■ **SHORT EXERCISE**: Type out the data exactly as given. Skip any image.

[Data excerpts]
________________________

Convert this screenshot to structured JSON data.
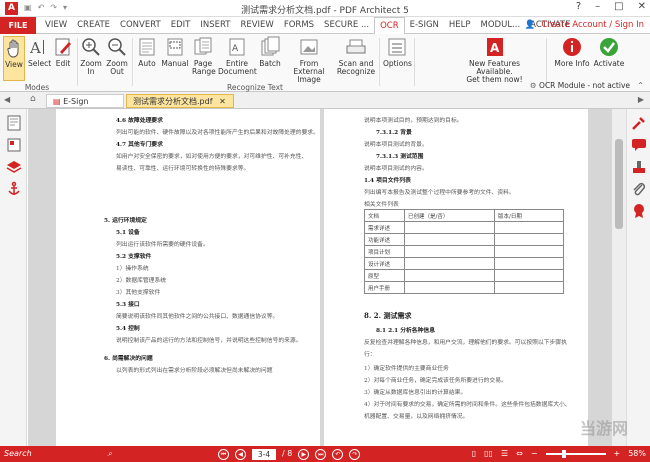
{
  "window": {
    "title": "测试需求分析文档.pdf - PDF Architect 5",
    "app_icon": "A"
  },
  "menu": {
    "file": "FILE",
    "items": [
      "VIEW",
      "CREATE",
      "CONVERT",
      "EDIT",
      "INSERT",
      "REVIEW",
      "FORMS",
      "SECURE ...",
      "OCR",
      "E-SIGN",
      "HELP",
      "MODUL...",
      "ACTIVATE"
    ],
    "active": "OCR",
    "account": "Create Account / Sign In"
  },
  "ribbon": {
    "view": "View",
    "select": "Select",
    "edit": "Edit",
    "zoom_in": "Zoom In",
    "zoom_out": "Zoom Out",
    "auto": "Auto",
    "manual": "Manual",
    "page_range": "Page Range",
    "entire_document": "Entire Document",
    "batch": "Batch",
    "from_external_image": "From External Image",
    "scan_recognize": "Scan and Recognize",
    "options": "Options",
    "modes_group": "Modes",
    "recognize_group": "Recognize Text",
    "new_features_line1": "New Features Available.",
    "new_features_line2": "Get them now!",
    "more_info": "More Info",
    "activate": "Activate",
    "ocr_status": "OCR Module - not active"
  },
  "tabs": {
    "esign": "E-Sign Manager",
    "document": "测试需求分析文档.pdf"
  },
  "left_page": {
    "lines": [
      "4.6 故障处理要求",
      "列出可能的软件、硬件故障以及对各项性能所产生的后果和对故障处理的要求。",
      "4.7 其他专门要求",
      "如用户对安全保密的要求，如对使用方便的要求，对可维护性、可补充性、易读性、可靠性、运行环境可转换性的特殊要求等。",
      "5. 运行环境规定",
      "5.1 设备",
      "列出运行该软件所需要的硬件设备。",
      "5.2 支撑软件",
      "1）操作系统",
      "2）数据库管理系统",
      "3）其他支撑软件",
      "5.3 接口",
      "简要说明该软件同其他软件之间的公共接口、数据通信协议等。",
      "5.4 控制",
      "说明控制该产品的运行的方法和控制信号，并说明这些控制信号的来源。",
      "6. 尚需解决的问题",
      "以列表的形式列出在需求分析阶段必须解决但尚未解决的问题"
    ]
  },
  "right_page": {
    "top_lines": [
      "说明本项测试目的，预期达到的目标。",
      "7.3.1.2 背景",
      "说明本项目测试的背景。",
      "7.3.1.3 测试范围",
      "说明本项目测试的内容。",
      "1.4 项目文件列表",
      "列出编写本报告及测试整个过程中所要参考的文件、资料。",
      "相关文件列表"
    ],
    "table_header": [
      "文档",
      "已创建（是/否）",
      "版本/日期"
    ],
    "table_rows": [
      "需求详述",
      "功能详述",
      "项目计划",
      "设计详述",
      "原型",
      "用户手册"
    ],
    "bottom_lines": [
      "8. 2. 测试需求",
      "8.1 2.1 分析各种信息",
      "反复检查并理解各种信息，和用户交流，理解他们的要求。可以按照以下步骤执行：",
      "1）确定软件提供的主要商业任务",
      "2）对每个商业任务，确定完成该任务所要进行的交易。",
      "3）确定从数据库信息引出的计算结果。",
      "4）对于时间有要求的交易，确定所需的时间和条件。这些条件包括数据库大小、机器配置、交易量，以及网络拥挤情况。"
    ]
  },
  "status": {
    "search": "Search",
    "page_display": "3-4",
    "page_total": "/ 8",
    "zoom": "58%"
  },
  "watermark": "当游网",
  "colors": {
    "accent": "#d32323",
    "ribbon_bg": "#f9f9f9",
    "selected": "#fde59f"
  }
}
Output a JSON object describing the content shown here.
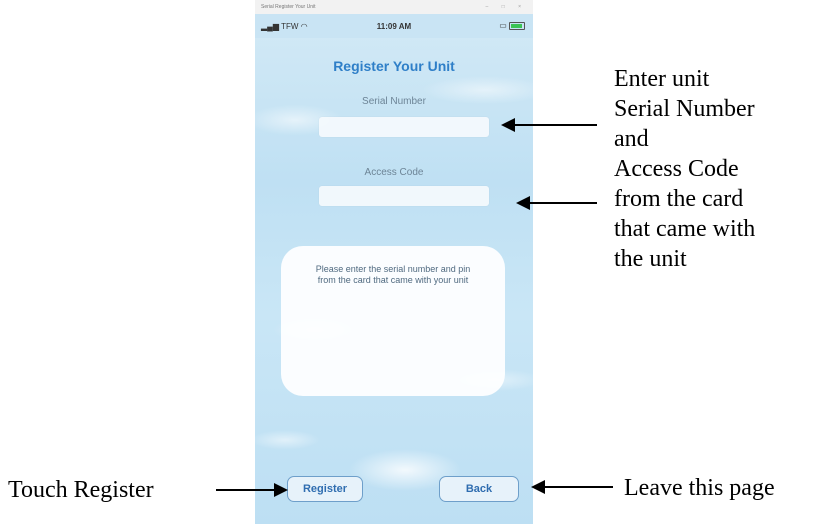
{
  "phone": {
    "window_title": "Serial Register Your Unit",
    "window_controls": "–  □  ×",
    "status": {
      "carrier": "TFW",
      "time": "11:09 AM"
    },
    "title": "Register Your Unit",
    "serial_label": "Serial Number",
    "serial_value": "",
    "access_label": "Access Code",
    "access_value": "",
    "info_text": "Please enter the serial number and pin from the card that came with your unit",
    "register_button": "Register",
    "back_button": "Back"
  },
  "annotations": {
    "enter_lines": [
      "Enter unit",
      "Serial Number",
      "and",
      "Access Code",
      "from the card",
      "that came with",
      "the unit"
    ],
    "touch_register": "Touch Register",
    "leave_page": "Leave this page"
  },
  "colors": {
    "accent": "#2f7fc8",
    "background": "#c9e6f6"
  }
}
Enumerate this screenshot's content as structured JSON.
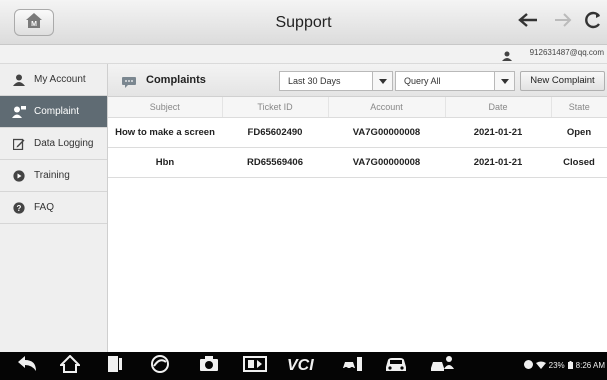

________________________

■ **RESPONSE**:
Convert this screenshot to structured JSON data.
{
  "window": {
    "title": "测试需求分析文档.pdf - PDF Architect 5",
    "app_icon": "A"
  },
  "menu": {
    "file": "FILE",
    "items": [
      "VIEW",
      "CREATE",
      "CONVERT",
      "EDIT",
      "INSERT",
      "REVIEW",
      "FORMS",
      "SECURE ...",
      "OCR",
      "E-SIGN",
      "HELP",
      "MODUL...",
      "ACTIVATE"
    ],
    "active": "OCR",
    "account": "Create Account / Sign In"
  },
  "ribbon": {
    "view": "View",
    "select": "Select",
    "edit": "Edit",
    "zoom_in": "Zoom In",
    "zoom_out": "Zoom Out",
    "auto": "Auto",
    "manual": "Manual",
    "page_range": "Page Range",
    "entire_document": "Entire Document",
    "batch": "Batch",
    "from_external_image": "From External Image",
    "scan_recognize": "Scan and Recognize",
    "options": "Options",
    "modes_group": "Modes",
    "recognize_group": "Recognize Text",
    "new_features_line1": "New Features Available.",
    "new_features_line2": "Get them now!",
    "more_info": "More Info",
    "activate": "Activate",
    "ocr_status": "OCR Module - not active"
  },
  "tabs": {
    "esign": "E-Sign Manager",
    "document": "测试需求分析文档.pdf"
  },
  "left_page": {
    "lines": [
      "4.6 故障处理要求",
      "列出可能的软件、硬件故障以及对各项性能所产生的后果和对故障处理的要求。",
      "4.7 其他专门要求",
      "如用户对安全保密的要求，如对使用方便的要求，对可维护性、可补充性、易读性、可靠性、运行环境可转换性的特殊要求等。",
      "5. 运行环境规定",
      "5.1 设备",
      "列出运行该软件所需要的硬件设备。",
      "5.2 支撑软件",
      "1）操作系统",
      "2）数据库管理系统",
      "3）其他支撑软件",
      "5.3 接口",
      "简要说明该软件同其他软件之间的公共接口、数据通信协议等。",
      "5.4 控制",
      "说明控制该产品的运行的方法和控制信号，并说明这些控制信号的来源。",
      "6. 尚需解决的问题",
      "以列表的形式列出在需求分析阶段必须解决但尚未解决的问题"
    ]
  },
  "right_page": {
    "top_lines": [
      "说明本项测试目的，预期达到的目标。",
      "7.3.1.2 背景",
      "说明本项目测试的背景。",
      "7.3.1.3 测试范围",
      "说明本项目测试的内容。",
      "1.4 项目文件列表",
      "列出编写本报告及测试整个过程中所要参考的文件、资料。",
      "相关文件列表"
    ],
    "table_header": [
      "文档",
      "已创建（是/否）",
      "版本/日期"
    ],
    "table_rows": [
      "需求详述",
      "功能详述",
      "项目计划",
      "设计详述",
      "原型",
      "用户手册"
    ],
    "bottom_lines": [
      "8. 2. 测试需求",
      "8.1 2.1 分析各种信息",
      "反复检查并理解各种信息，和用户交流，理解他们的要求。可以按照以下步骤执行：",
      "1）确定软件提供的主要商业任务",
      "2）对每个商业任务，确定完成该任务所要进行的交易。",
      "3）确定从数据库信息引出的计算结果。",
      "4）对于时间有要求的交易，确定所需的时间和条件。这些条件包括数据库大小、机器配置、交易量，以及网络拥挤情况。"
    ]
  },
  "status": {
    "search": "Search",
    "page_display": "3-4",
    "page_total": "/ 8",
    "zoom": "58%"
  },
  "watermark": "当游网",
  "colors": {
    "accent": "#d32323",
    "ribbon_bg": "#f9f9f9",
    "selected": "#fde59f"
  }
}
Output a JSON object describing the content shown here.
{
  "phone": {
    "window_title": "Serial Register Your Unit",
    "window_controls": "–  □  ×",
    "status": {
      "carrier": "TFW",
      "time": "11:09 AM"
    },
    "title": "Register Your Unit",
    "serial_label": "Serial Number",
    "serial_value": "",
    "access_label": "Access Code",
    "access_value": "",
    "info_text": "Please enter the serial number and pin from the card that came with your unit",
    "register_button": "Register",
    "back_button": "Back"
  },
  "annotations": {
    "enter_lines": [
      "Enter unit",
      "Serial Number",
      "and",
      "Access Code",
      "from the card",
      "that came with",
      "the unit"
    ],
    "touch_register": "Touch Register",
    "leave_page": "Leave this page"
  },
  "colors": {
    "accent": "#2f7fc8",
    "background": "#c9e6f6"
  }
}
Enumerate this screenshot's content as structured JSON.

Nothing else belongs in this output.